-------- Stored rows --------

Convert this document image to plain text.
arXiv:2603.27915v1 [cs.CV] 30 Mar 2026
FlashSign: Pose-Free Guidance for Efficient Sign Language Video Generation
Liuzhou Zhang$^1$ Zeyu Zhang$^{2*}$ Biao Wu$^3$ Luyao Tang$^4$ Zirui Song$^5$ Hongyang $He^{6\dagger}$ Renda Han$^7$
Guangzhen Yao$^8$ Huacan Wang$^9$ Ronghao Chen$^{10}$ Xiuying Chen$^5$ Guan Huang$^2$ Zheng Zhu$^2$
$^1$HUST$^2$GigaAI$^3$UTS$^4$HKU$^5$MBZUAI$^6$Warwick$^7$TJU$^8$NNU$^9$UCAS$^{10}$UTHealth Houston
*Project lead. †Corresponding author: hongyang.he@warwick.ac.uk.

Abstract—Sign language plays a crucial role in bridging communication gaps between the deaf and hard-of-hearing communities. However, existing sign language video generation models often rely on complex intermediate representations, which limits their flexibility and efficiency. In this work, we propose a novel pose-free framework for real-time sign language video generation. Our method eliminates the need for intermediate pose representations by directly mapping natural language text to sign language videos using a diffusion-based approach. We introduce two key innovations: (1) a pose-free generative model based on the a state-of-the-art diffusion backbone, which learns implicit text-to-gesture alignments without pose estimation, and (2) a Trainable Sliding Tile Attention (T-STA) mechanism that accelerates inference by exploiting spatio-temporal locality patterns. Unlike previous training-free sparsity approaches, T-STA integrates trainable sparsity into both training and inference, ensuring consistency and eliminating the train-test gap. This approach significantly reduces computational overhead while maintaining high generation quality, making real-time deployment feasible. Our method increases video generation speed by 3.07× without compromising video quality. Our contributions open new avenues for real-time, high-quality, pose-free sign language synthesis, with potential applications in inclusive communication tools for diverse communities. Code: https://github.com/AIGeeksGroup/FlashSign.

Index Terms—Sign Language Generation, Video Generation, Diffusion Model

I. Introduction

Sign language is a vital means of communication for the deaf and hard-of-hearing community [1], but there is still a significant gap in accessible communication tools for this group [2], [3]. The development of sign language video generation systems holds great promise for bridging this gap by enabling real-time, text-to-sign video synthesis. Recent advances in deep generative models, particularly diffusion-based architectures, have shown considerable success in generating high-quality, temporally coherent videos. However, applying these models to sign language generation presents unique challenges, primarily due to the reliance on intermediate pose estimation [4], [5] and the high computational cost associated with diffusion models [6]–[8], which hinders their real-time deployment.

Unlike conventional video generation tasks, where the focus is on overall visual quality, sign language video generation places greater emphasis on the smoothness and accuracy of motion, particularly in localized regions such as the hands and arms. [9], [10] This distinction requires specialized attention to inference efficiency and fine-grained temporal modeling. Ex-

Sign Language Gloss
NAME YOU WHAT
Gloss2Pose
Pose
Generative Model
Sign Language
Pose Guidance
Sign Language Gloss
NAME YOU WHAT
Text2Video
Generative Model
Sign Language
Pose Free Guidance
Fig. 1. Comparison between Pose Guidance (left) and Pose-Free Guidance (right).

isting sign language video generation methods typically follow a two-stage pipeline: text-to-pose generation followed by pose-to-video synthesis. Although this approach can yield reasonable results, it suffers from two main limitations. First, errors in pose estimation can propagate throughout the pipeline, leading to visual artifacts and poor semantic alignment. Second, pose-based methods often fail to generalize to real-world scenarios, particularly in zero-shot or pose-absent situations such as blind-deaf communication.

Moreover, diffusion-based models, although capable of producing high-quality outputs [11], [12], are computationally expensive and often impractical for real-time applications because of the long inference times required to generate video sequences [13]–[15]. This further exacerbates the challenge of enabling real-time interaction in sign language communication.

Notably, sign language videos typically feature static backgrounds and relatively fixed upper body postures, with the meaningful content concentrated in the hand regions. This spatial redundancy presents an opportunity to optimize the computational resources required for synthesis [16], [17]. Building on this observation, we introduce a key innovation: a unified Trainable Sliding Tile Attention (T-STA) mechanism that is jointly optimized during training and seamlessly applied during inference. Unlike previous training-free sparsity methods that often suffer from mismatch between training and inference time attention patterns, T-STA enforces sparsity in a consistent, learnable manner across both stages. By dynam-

--------

* _Problem to solve_: Determine how many lines in the listing above hold the word "Guidance", answering with the number only.

* _Problem solution_: 4